TASK BRIEF – Look through the material below. Copy every line with the string "Эталоны" in it.

(Dataset items)
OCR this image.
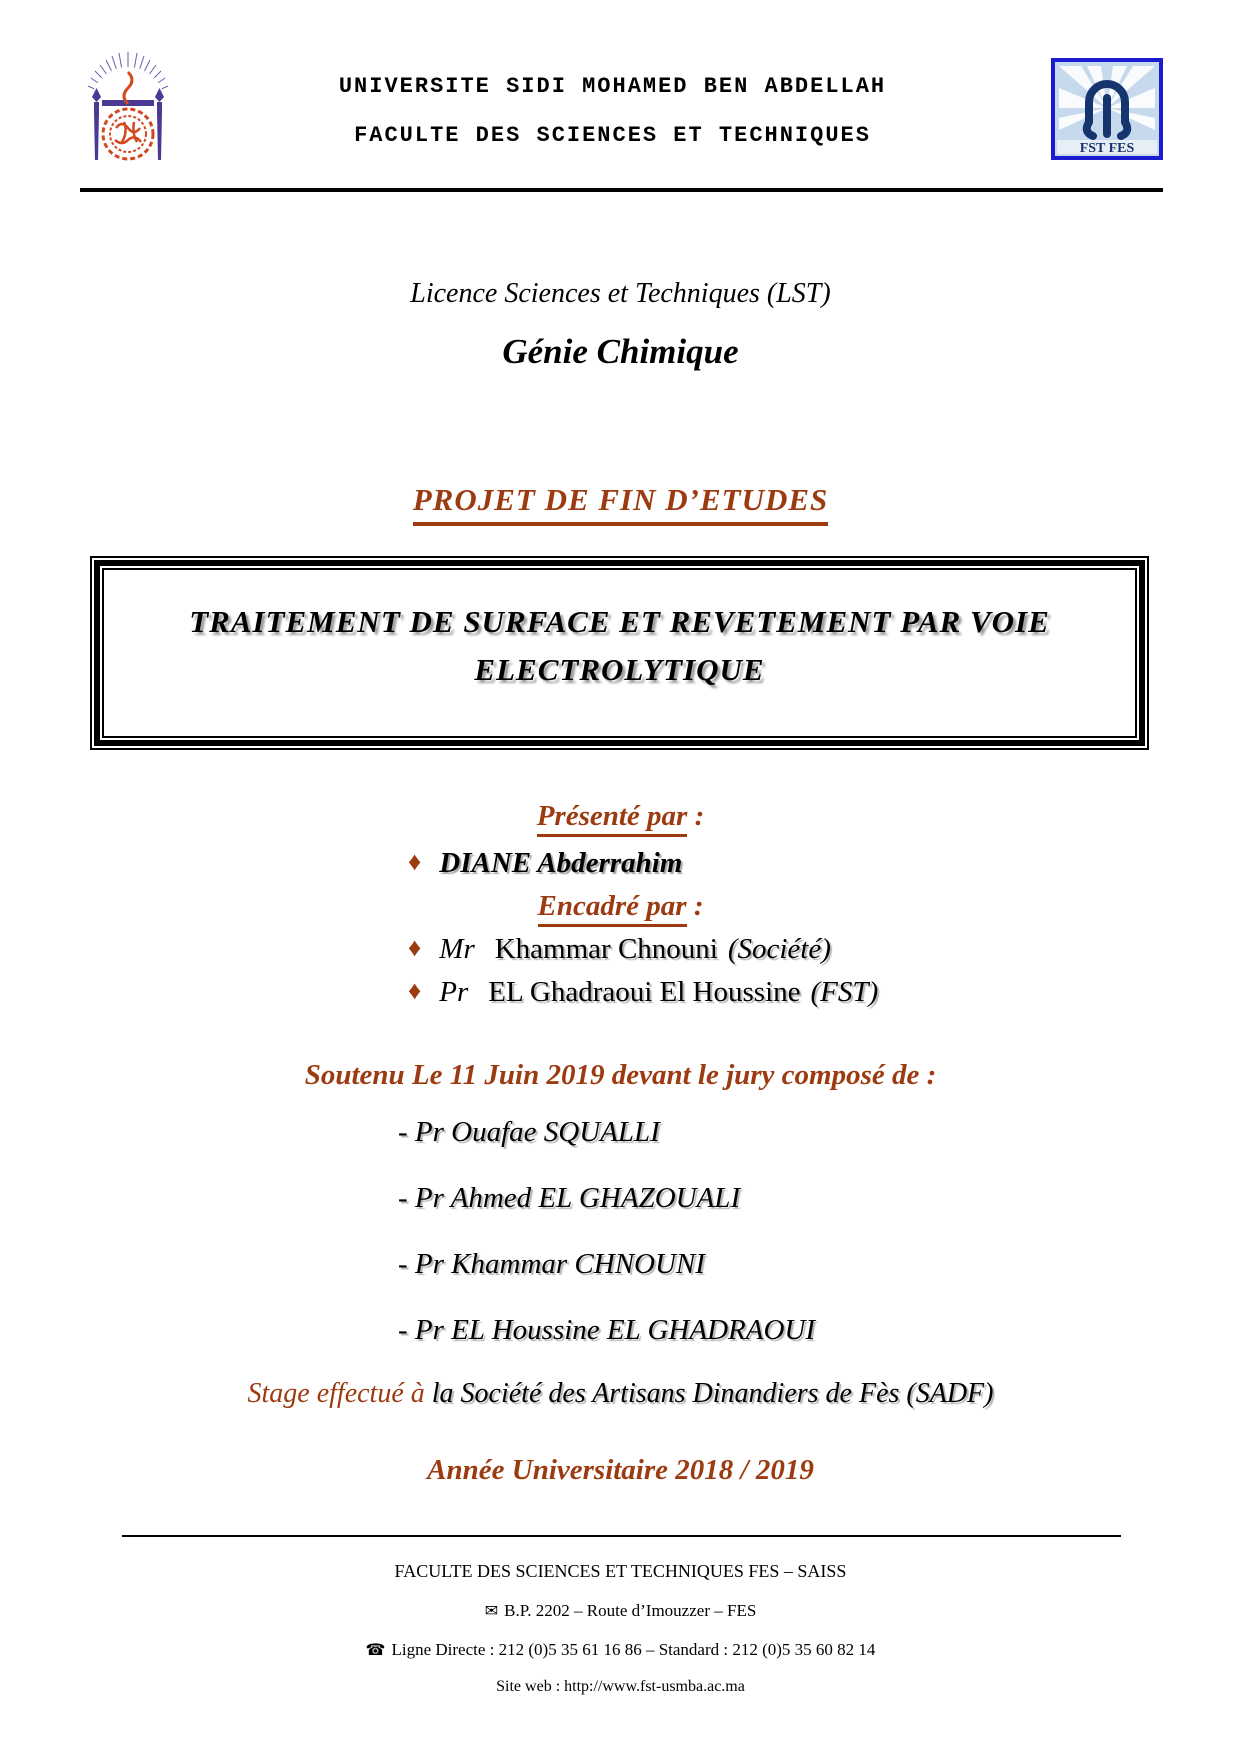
UNIVERSITE SIDI MOHAMED BEN ABDELLAH
FACULTE DES SCIENCES ET TECHNIQUES
FST FES
Licence Sciences et Techniques (LST)
Génie Chimique
PROJET DE FIN D’ETUDES
TRAITEMENT DE SURFACE ET REVETEMENT PAR VOIE
ELECTROLYTIQUE
Présenté par :
♦ DIANE Abderrahim
Encadré par :
♦ Mr Khammar Chnouni (Société)
♦ Pr EL Ghadraoui El Houssine (FST)
Soutenu Le 11 Juin 2019 devant le jury composé de :
- Pr Ouafae SQUALLI
- Pr Ahmed EL GHAZOUALI
- Pr Khammar CHNOUNI
- Pr EL Houssine EL GHADRAOUI
Stage effectué à la Société des Artisans Dinandiers de Fès (SADF)
Année Universitaire 2018 / 2019
FACULTE DES SCIENCES ET TECHNIQUES FES – SAISS
✉ B.P. 2202 – Route d’Imouzzer – FES
☎ Ligne Directe : 212 (0)5 35 61 16 86 – Standard : 212 (0)5 35 60 82 14
Site web : http://www.fst-usmba.ac.ma
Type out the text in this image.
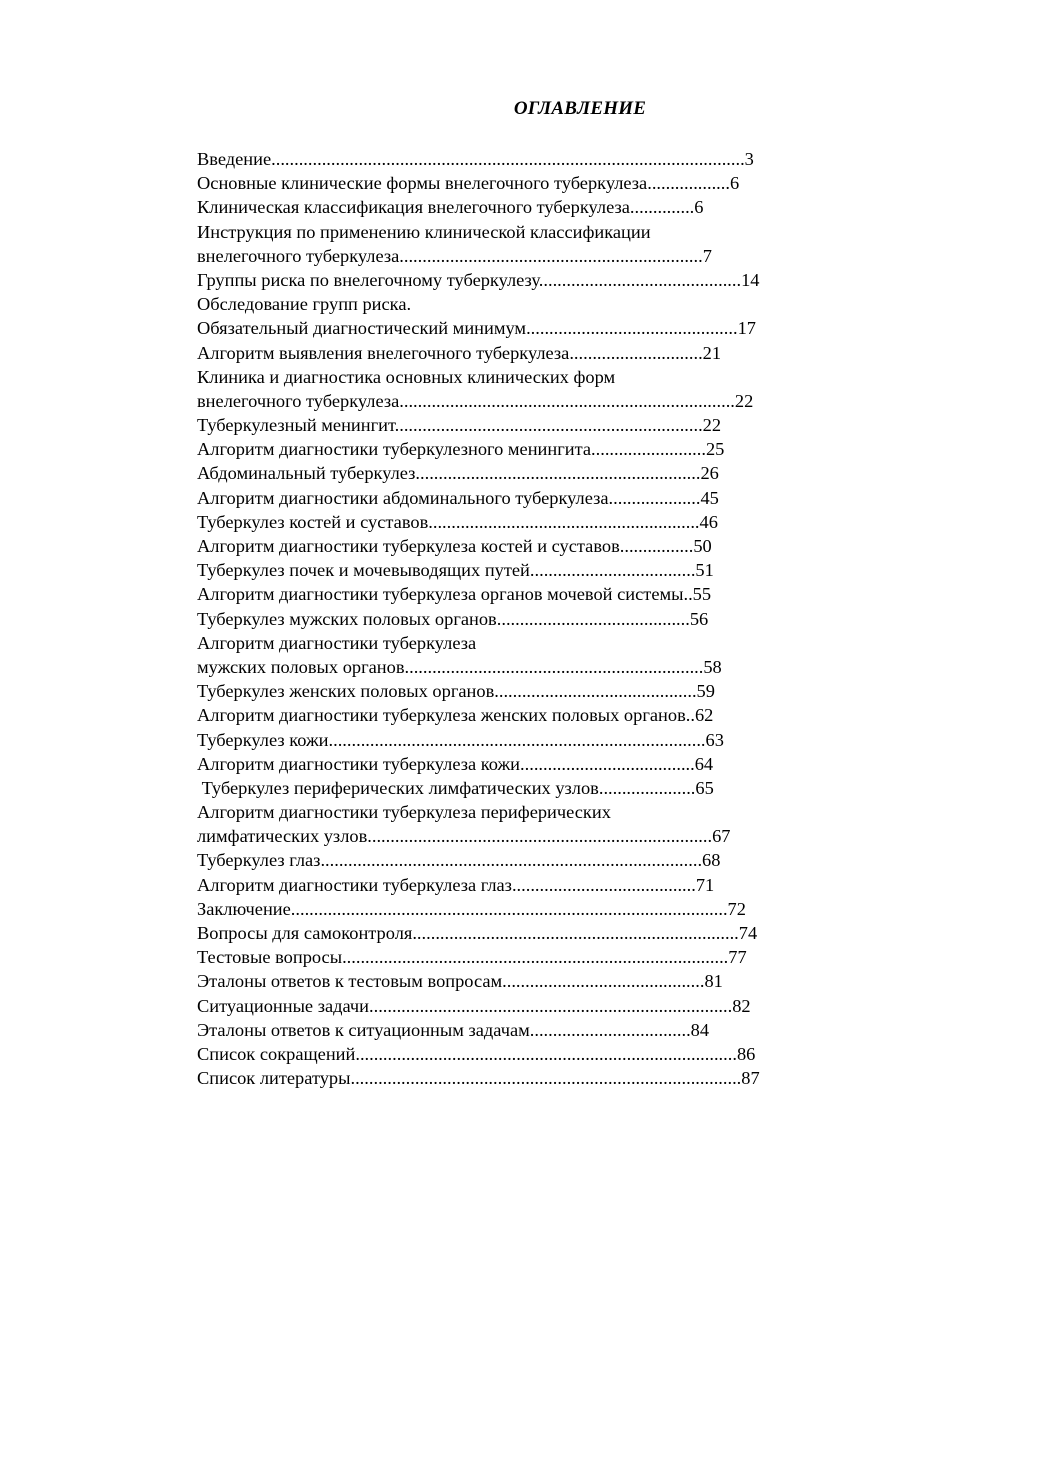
ОГЛАВЛЕНИЕ
Введение.......................................................................................................3
Основные клинические формы внелегочного туберкулеза..................6
Клиническая классификация внелегочного туберкулеза..............6
Инструкция по применению клинической классификации
внелегочного туберкулеза..................................................................7
Группы риска по внелегочному туберкулезу............................................14
Обследование групп риска.
Обязательный диагностический минимум..............................................17
Алгоритм выявления внелегочного туберкулеза.............................21
Клиника и диагностика основных клинических форм
внелегочного туберкулеза.........................................................................22
Туберкулезный менингит...................................................................22
Алгоритм диагностики туберкулезного менингита.........................25
Абдоминальный туберкулез..............................................................26
Алгоритм диагностики абдоминального туберкулеза....................45
Туберкулез костей и суставов...........................................................46
Алгоритм диагностики туберкулеза костей и суставов................50
Туберкулез почек и мочевыводящих путей....................................51
Алгоритм диагностики туберкулеза органов мочевой системы..55
Туберкулез мужских половых органов..........................................56
Алгоритм диагностики туберкулеза
мужских половых органов.................................................................58
Туберкулез женских половых органов............................................59
Алгоритм диагностики туберкулеза женских половых органов..62
Туберкулез кожи..................................................................................63
Алгоритм диагностики туберкулеза кожи......................................64
Туберкулез периферических лимфатических узлов.....................65
Алгоритм диагностики туберкулеза периферических
лимфатических узлов...........................................................................67
Туберкулез глаз...................................................................................68
Алгоритм диагностики туберкулеза глаз........................................71
Заключение...............................................................................................72
Вопросы для самоконтроля.......................................................................74
Тестовые вопросы....................................................................................77
Эталоны ответов к тестовым вопросам............................................81
Ситуационные задачи...............................................................................82
Эталоны ответов к ситуационным задачам...................................84
Список сокращений...................................................................................86
Список литературы.....................................................................................87
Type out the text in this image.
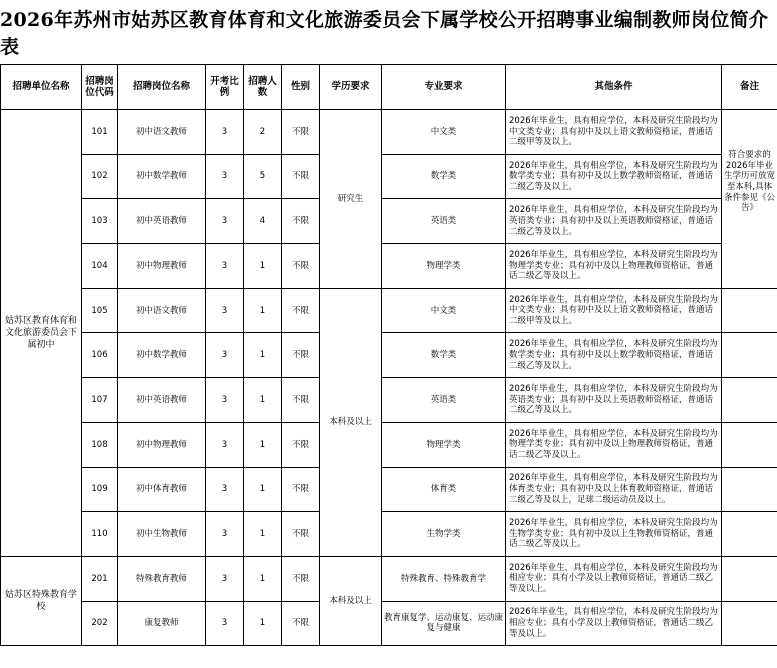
2026年苏州市姑苏区教育体育和文化旅游委员会下属学校公开招聘事业编制教师岗位简介表
招聘单位名称	招聘岗位代码	招聘岗位名称	开考比例	招聘人数	性别	学历要求	专业要求	其他条件	备注
姑苏区教育体育和文化旅游委员会下属初中	101	初中语文教师	3	2	不限	研究生	中文类	2026年毕业生，具有相应学位，本科及研究生阶段均为中文类专业；具有初中及以上语文教师资格证，普通话二级甲等及以上。	符合要求的2026年毕业生学历可放宽至本科,具体条件参见《公告》
	102	初中数学教师	3	5	不限		数学类	2026年毕业生，具有相应学位，本科及研究生阶段均为数学类专业；具有初中及以上数学教师资格证，普通话二级乙等及以上。	
	103	初中英语教师	3	4	不限		英语类	2026年毕业生，具有相应学位，本科及研究生阶段均为英语类专业；具有初中及以上英语教师资格证，普通话二级乙等及以上。	
	104	初中物理教师	3	1	不限		物理学类	2026年毕业生，具有相应学位，本科及研究生阶段均为物理学类专业；具有初中及以上物理教师资格证，普通话二级乙等及以上。	
	105	初中语文教师	3	1	不限	本科及以上	中文类	2026年毕业生，具有相应学位，本科及研究生阶段均为中文类专业；具有初中及以上语文教师资格证，普通话二级甲等及以上。	
	106	初中数学教师	3	1	不限		数学类	2026年毕业生，具有相应学位，本科及研究生阶段均为数学类专业；具有初中及以上数学教师资格证，普通话二级乙等及以上。	
	107	初中英语教师	3	1	不限		英语类	2026年毕业生，具有相应学位，本科及研究生阶段均为英语类专业；具有初中及以上英语教师资格证，普通话二级乙等及以上。	
	108	初中物理教师	3	1	不限		物理学类	2026年毕业生，具有相应学位，本科及研究生阶段均为物理学类专业；具有初中及以上物理教师资格证，普通话二级乙等及以上。	
	109	初中体育教师	3	1	不限		体育类	2026年毕业生，具有相应学位，本科及研究生阶段均为体育类专业；具有初中及以上体育教师资格证，普通话二级乙等及以上，足球二级运动员及以上。	
	110	初中生物教师	3	1	不限		生物学类	2026年毕业生，具有相应学位，本科及研究生阶段均为生物学类专业；具有初中及以上生物教师资格证，普通话二级乙等及以上。	
姑苏区特殊教育学校	201	特殊教育教师	3	1	不限	本科及以上	特殊教育、特殊教育学	2026年毕业生，具有相应学位，本科及研究生阶段均为相应专业；具有小学及以上教师资格证，普通话二级乙等及以上。	
	202	康复教师	3	1	不限		教育康复学、运动康复、运动康复与健康	2026年毕业生，具有相应学位，本科及研究生阶段均为相应专业；具有小学及以上教师资格证，普通话二级乙等及以上。	
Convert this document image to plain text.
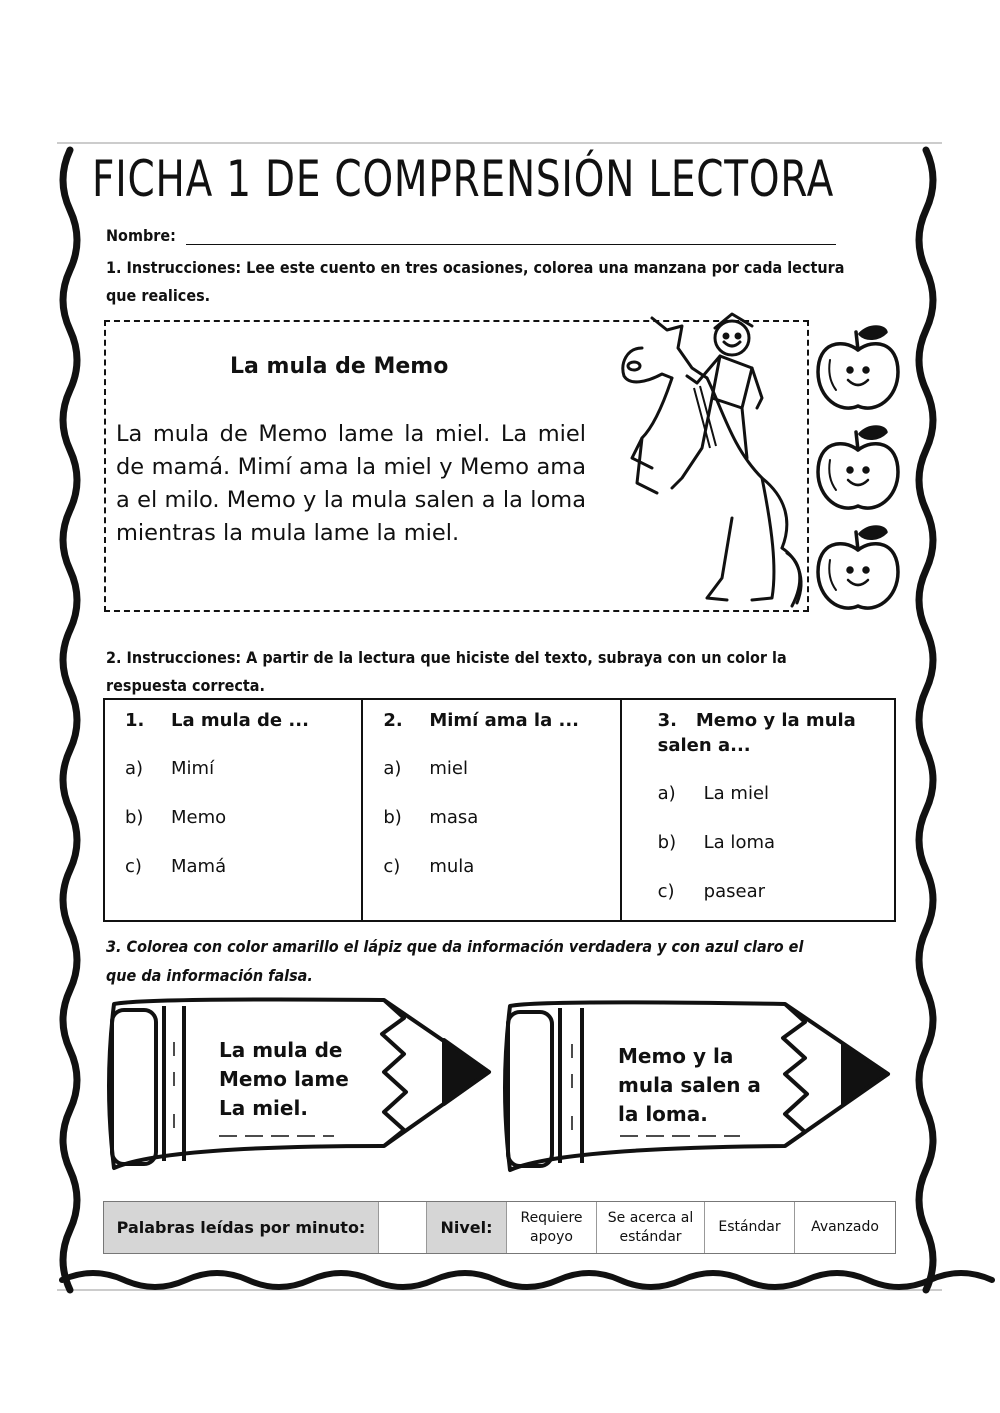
FICHA 1 DE COMPRENSIÓN LECTORA
Nombre:
1. Instrucciones: Lee este cuento en tres ocasiones, colorea una manzana por cada lectura que realices.
La mula de Memo
La mula de Memo lame la miel. La miel de mamá. Mimí ama la miel y Memo ama a el milo. Memo y la mula salen a la loma mientras la mula lame la miel.
2. Instrucciones: A partir de la lectura que hiciste del texto, subraya con un color la respuesta correcta.
1. La mula de ...
a) Mimí
b) Memo
c) Mamá
2. Mimí ama la ...
a) miel
b) masa
c) mula
3. Memo y la mula salen a...
a) La miel
b) La loma
c) pasear
3. Colorea con color amarillo el lápiz que da información verdadera y con azul claro el que da información falsa.
La mula de
Memo lame
La miel.
Memo y la
mula salen a
la loma.
Palabras leídas por minuto:	Nivel:
Requiere
apoyo
Se acerca al
estándar
Estándar Avanzado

CORRECT RESPONSE –
Эталоны ответов к тестовым вопросам............................................81
Эталоны ответов к ситуационным задачам...................................84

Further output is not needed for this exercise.